## Task requirements
From the entries below, return every line that includes the word "endocrino".

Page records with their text
● ● ●

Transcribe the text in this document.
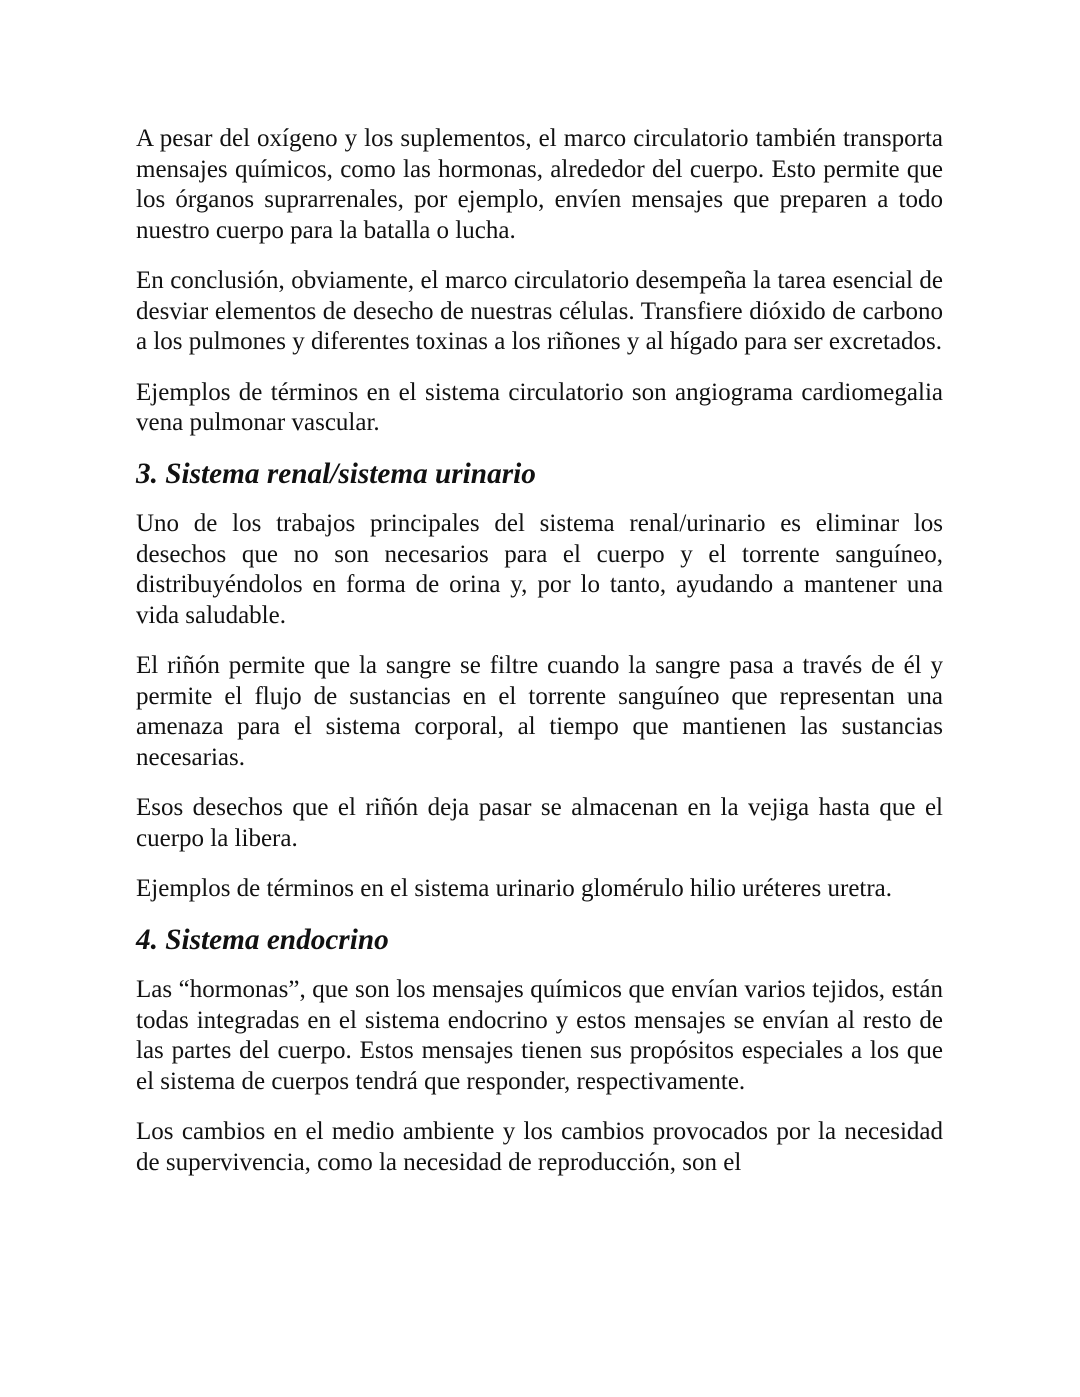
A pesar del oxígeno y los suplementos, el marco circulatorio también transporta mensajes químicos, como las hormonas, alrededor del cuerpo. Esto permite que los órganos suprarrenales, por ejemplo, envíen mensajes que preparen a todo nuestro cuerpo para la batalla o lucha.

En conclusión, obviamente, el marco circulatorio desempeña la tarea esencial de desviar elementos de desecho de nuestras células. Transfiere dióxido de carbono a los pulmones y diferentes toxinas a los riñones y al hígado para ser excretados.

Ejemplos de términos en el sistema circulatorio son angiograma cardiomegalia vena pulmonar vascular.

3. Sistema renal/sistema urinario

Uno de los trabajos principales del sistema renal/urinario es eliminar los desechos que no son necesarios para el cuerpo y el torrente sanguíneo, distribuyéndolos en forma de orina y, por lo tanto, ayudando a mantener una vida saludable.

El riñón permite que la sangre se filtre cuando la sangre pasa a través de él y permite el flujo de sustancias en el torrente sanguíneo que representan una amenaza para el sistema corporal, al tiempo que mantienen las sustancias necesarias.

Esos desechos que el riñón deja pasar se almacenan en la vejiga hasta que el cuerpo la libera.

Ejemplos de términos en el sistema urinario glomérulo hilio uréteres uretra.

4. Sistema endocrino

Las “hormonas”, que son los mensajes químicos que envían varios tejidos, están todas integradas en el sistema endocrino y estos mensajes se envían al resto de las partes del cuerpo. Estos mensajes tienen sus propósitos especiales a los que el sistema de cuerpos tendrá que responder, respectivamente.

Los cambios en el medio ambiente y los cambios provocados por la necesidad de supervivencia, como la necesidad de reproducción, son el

● ● ●

## Written solution
4. Sistema endocrino
Las “hormonas”, que son los mensajes químicos que envían varios tejidos, están todas integradas en el sistema endocrino y estos mensajes se envían al resto de las partes del cuerpo. Estos mensajes tienen sus propósitos especiales a los que el sistema de cuerpos tendrá que responder, respectivamente.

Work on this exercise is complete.